---------- Task inputs ----------

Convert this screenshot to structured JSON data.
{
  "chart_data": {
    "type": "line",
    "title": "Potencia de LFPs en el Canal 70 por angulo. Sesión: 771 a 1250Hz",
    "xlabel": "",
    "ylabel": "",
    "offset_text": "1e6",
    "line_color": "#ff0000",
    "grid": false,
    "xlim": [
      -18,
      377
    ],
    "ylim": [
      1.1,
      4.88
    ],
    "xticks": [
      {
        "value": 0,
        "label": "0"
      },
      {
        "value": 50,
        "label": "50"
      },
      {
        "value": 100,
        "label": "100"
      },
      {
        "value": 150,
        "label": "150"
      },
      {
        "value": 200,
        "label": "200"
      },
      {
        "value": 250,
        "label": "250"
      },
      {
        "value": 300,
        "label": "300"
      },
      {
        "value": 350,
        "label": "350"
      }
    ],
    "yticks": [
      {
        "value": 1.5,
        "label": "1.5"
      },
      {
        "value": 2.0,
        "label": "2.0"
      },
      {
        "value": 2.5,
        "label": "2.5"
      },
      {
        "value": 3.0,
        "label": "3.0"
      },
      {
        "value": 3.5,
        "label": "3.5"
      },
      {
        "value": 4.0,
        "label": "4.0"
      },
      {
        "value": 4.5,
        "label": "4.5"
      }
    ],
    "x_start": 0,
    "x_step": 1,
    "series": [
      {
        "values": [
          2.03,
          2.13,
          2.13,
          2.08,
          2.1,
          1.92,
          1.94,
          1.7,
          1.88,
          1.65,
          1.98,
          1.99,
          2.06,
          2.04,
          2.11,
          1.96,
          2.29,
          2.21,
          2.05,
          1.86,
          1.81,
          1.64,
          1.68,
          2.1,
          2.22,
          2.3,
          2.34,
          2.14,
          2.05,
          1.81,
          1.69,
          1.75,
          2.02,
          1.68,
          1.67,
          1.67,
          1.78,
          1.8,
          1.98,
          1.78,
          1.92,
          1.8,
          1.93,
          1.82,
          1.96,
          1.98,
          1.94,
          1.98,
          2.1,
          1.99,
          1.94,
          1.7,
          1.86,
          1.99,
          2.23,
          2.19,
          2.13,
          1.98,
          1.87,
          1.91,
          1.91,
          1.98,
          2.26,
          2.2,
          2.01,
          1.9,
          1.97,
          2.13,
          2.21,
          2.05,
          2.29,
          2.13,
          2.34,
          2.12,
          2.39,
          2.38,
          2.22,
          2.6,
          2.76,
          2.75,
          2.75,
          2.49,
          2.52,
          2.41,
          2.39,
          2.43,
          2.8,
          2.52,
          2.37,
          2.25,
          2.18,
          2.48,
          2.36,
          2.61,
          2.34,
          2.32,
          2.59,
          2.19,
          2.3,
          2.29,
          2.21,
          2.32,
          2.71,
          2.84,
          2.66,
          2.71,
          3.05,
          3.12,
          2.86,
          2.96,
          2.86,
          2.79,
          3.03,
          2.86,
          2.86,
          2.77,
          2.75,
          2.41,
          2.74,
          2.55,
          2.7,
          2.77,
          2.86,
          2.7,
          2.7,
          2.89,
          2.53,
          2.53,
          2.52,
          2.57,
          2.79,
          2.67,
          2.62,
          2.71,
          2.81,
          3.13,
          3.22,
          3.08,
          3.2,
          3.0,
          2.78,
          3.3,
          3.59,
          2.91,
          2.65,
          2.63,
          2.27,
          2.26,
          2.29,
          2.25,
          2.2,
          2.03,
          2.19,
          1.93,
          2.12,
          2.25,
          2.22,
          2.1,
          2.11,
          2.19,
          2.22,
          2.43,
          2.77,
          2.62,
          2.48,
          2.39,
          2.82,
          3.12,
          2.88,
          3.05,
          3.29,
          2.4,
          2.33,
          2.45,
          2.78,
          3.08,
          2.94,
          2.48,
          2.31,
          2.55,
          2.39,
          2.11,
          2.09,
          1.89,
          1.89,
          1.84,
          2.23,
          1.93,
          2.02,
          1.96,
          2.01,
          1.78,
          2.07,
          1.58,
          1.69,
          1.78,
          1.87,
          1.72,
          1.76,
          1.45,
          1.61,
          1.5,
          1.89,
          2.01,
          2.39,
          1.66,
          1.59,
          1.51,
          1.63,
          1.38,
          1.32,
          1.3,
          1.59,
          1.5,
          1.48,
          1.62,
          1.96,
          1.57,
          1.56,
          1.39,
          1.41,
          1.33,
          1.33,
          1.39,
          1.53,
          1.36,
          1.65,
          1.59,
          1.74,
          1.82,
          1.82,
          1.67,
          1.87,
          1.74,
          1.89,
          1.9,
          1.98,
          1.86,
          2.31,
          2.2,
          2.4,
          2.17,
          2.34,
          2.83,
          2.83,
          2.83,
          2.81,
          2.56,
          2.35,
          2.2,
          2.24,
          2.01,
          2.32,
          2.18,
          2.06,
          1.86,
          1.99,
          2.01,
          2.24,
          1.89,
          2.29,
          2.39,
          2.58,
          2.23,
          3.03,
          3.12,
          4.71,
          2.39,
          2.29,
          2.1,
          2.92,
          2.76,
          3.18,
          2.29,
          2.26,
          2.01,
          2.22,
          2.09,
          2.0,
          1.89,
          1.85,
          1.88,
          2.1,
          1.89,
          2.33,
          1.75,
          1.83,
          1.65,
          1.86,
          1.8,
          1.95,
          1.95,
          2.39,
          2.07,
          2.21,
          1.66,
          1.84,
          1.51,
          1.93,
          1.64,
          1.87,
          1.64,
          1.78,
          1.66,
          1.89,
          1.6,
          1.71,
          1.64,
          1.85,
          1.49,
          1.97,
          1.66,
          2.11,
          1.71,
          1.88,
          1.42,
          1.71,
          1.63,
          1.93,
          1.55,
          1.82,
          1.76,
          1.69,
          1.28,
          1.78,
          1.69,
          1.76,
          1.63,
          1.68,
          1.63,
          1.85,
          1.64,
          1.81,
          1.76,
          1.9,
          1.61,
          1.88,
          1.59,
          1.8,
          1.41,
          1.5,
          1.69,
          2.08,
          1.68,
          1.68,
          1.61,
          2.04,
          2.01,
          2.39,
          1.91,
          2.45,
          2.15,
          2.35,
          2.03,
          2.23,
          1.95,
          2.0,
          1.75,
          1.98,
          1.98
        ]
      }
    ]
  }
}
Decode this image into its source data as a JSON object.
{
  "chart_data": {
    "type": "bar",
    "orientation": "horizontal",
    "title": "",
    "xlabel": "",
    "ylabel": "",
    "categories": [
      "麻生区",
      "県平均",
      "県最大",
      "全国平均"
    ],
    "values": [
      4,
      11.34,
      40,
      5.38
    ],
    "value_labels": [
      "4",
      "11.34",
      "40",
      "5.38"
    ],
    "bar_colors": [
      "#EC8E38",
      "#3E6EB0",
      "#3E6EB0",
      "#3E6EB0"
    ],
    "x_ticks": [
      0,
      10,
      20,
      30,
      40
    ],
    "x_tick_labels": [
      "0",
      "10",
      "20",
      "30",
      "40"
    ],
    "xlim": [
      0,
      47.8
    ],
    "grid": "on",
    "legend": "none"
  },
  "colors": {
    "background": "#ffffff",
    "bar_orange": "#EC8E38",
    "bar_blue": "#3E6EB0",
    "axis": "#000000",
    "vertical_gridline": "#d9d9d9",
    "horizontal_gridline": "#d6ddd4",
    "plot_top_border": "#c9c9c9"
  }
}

----------

= What is needed =
Recopy the entries above in their entirety, exactly.

= The output =
Convert this screenshot to structured JSON data.
{
  "chart_data": {
    "type": "line",
    "title": "Potencia de LFPs en el Canal 70 por angulo. Sesión: 771 a 1250Hz",
    "xlabel": "",
    "ylabel": "",
    "offset_text": "1e6",
    "line_color": "#ff0000",
    "grid": false,
    "xlim": [
      -18,
      377
    ],
    "ylim": [
      1.1,
      4.88
    ],
    "xticks": [
      {
        "value": 0,
        "label": "0"
      },
      {
        "value": 50,
        "label": "50"
      },
      {
        "value": 100,
        "label": "100"
      },
      {
        "value": 150,
        "label": "150"
      },
      {
        "value": 200,
        "label": "200"
      },
      {
        "value": 250,
        "label": "250"
      },
      {
        "value": 300,
        "label": "300"
      },
      {
        "value": 350,
        "label": "350"
      }
    ],
    "yticks": [
      {
        "value": 1.5,
        "label": "1.5"
      },
      {
        "value": 2.0,
        "label": "2.0"
      },
      {
        "value": 2.5,
        "label": "2.5"
      },
      {
        "value": 3.0,
        "label": "3.0"
      },
      {
        "value": 3.5,
        "label": "3.5"
      },
      {
        "value": 4.0,
        "label": "4.0"
      },
      {
        "value": 4.5,
        "label": "4.5"
      }
    ],
    "x_start": 0,
    "x_step": 1,
    "series": [
      {
        "values": [
          2.03,
          2.13,
          2.13,
          2.08,
          2.1,
          1.92,
          1.94,
          1.7,
          1.88,
          1.65,
          1.98,
          1.99,
          2.06,
          2.04,
          2.11,
          1.96,
          2.29,
          2.21,
          2.05,
          1.86,
          1.81,
          1.64,
          1.68,
          2.1,
          2.22,
          2.3,
          2.34,
          2.14,
          2.05,
          1.81,
          1.69,
          1.75,
          2.02,
          1.68,
          1.67,
          1.67,
          1.78,
          1.8,
          1.98,
          1.78,
          1.92,
          1.8,
          1.93,
          1.82,
          1.96,
          1.98,
          1.94,
          1.98,
          2.1,
          1.99,
          1.94,
          1.7,
          1.86,
          1.99,
          2.23,
          2.19,
          2.13,
          1.98,
          1.87,
          1.91,
          1.91,
          1.98,
          2.26,
          2.2,
          2.01,
          1.9,
          1.97,
          2.13,
          2.21,
          2.05,
          2.29,
          2.13,
          2.34,
          2.12,
          2.39,
          2.38,
          2.22,
          2.6,
          2.76,
          2.75,
          2.75,
          2.49,
          2.52,
          2.41,
          2.39,
          2.43,
          2.8,
          2.52,
          2.37,
          2.25,
          2.18,
          2.48,
          2.36,
          2.61,
          2.34,
          2.32,
          2.59,
          2.19,
          2.3,
          2.29,
          2.21,
          2.32,
          2.71,
          2.84,
          2.66,
          2.71,
          3.05,
          3.12,
          2.86,
          2.96,
          2.86,
          2.79,
          3.03,
          2.86,
          2.86,
          2.77,
          2.75,
          2.41,
          2.74,
          2.55,
          2.7,
          2.77,
          2.86,
          2.7,
          2.7,
          2.89,
          2.53,
          2.53,
          2.52,
          2.57,
          2.79,
          2.67,
          2.62,
          2.71,
          2.81,
          3.13,
          3.22,
          3.08,
          3.2,
          3.0,
          2.78,
          3.3,
          3.59,
          2.91,
          2.65,
          2.63,
          2.27,
          2.26,
          2.29,
          2.25,
          2.2,
          2.03,
          2.19,
          1.93,
          2.12,
          2.25,
          2.22,
          2.1,
          2.11,
          2.19,
          2.22,
          2.43,
          2.77,
          2.62,
          2.48,
          2.39,
          2.82,
          3.12,
          2.88,
          3.05,
          3.29,
          2.4,
          2.33,
          2.45,
          2.78,
          3.08,
          2.94,
          2.48,
          2.31,
          2.55,
          2.39,
          2.11,
          2.09,
          1.89,
          1.89,
          1.84,
          2.23,
          1.93,
          2.02,
          1.96,
          2.01,
          1.78,
          2.07,
          1.58,
          1.69,
          1.78,
          1.87,
          1.72,
          1.76,
          1.45,
          1.61,
          1.5,
          1.89,
          2.01,
          2.39,
          1.66,
          1.59,
          1.51,
          1.63,
          1.38,
          1.32,
          1.3,
          1.59,
          1.5,
          1.48,
          1.62,
          1.96,
          1.57,
          1.56,
          1.39,
          1.41,
          1.33,
          1.33,
          1.39,
          1.53,
          1.36,
          1.65,
          1.59,
          1.74,
          1.82,
          1.82,
          1.67,
          1.87,
          1.74,
          1.89,
          1.9,
          1.98,
          1.86,
          2.31,
          2.2,
          2.4,
          2.17,
          2.34,
          2.83,
          2.83,
          2.83,
          2.81,
          2.56,
          2.35,
          2.2,
          2.24,
          2.01,
          2.32,
          2.18,
          2.06,
          1.86,
          1.99,
          2.01,
          2.24,
          1.89,
          2.29,
          2.39,
          2.58,
          2.23,
          3.03,
          3.12,
          4.71,
          2.39,
          2.29,
          2.1,
          2.92,
          2.76,
          3.18,
          2.29,
          2.26,
          2.01,
          2.22,
          2.09,
          2.0,
          1.89,
          1.85,
          1.88,
          2.1,
          1.89,
          2.33,
          1.75,
          1.83,
          1.65,
          1.86,
          1.8,
          1.95,
          1.95,
          2.39,
          2.07,
          2.21,
          1.66,
          1.84,
          1.51,
          1.93,
          1.64,
          1.87,
          1.64,
          1.78,
          1.66,
          1.89,
          1.6,
          1.71,
          1.64,
          1.85,
          1.49,
          1.97,
          1.66,
          2.11,
          1.71,
          1.88,
          1.42,
          1.71,
          1.63,
          1.93,
          1.55,
          1.82,
          1.76,
          1.69,
          1.28,
          1.78,
          1.69,
          1.76,
          1.63,
          1.68,
          1.63,
          1.85,
          1.64,
          1.81,
          1.76,
          1.9,
          1.61,
          1.88,
          1.59,
          1.8,
          1.41,
          1.5,
          1.69,
          2.08,
          1.68,
          1.68,
          1.61,
          2.04,
          2.01,
          2.39,
          1.91,
          2.45,
          2.15,
          2.35,
          2.03,
          2.23,
          1.95,
          2.0,
          1.75,
          1.98,
          1.98
        ]
      }
    ]
  }
}
Decode this image into its source data as a JSON object.
{
  "chart_data": {
    "type": "bar",
    "orientation": "horizontal",
    "title": "",
    "xlabel": "",
    "ylabel": "",
    "categories": [
      "麻生区",
      "県平均",
      "県最大",
      "全国平均"
    ],
    "values": [
      4,
      11.34,
      40,
      5.38
    ],
    "value_labels": [
      "4",
      "11.34",
      "40",
      "5.38"
    ],
    "bar_colors": [
      "#EC8E38",
      "#3E6EB0",
      "#3E6EB0",
      "#3E6EB0"
    ],
    "x_ticks": [
      0,
      10,
      20,
      30,
      40
    ],
    "x_tick_labels": [
      "0",
      "10",
      "20",
      "30",
      "40"
    ],
    "xlim": [
      0,
      47.8
    ],
    "grid": "on",
    "legend": "none"
  },
  "colors": {
    "background": "#ffffff",
    "bar_orange": "#EC8E38",
    "bar_blue": "#3E6EB0",
    "axis": "#000000",
    "vertical_gridline": "#d9d9d9",
    "horizontal_gridline": "#d6ddd4",
    "plot_top_border": "#c9c9c9"
  }
}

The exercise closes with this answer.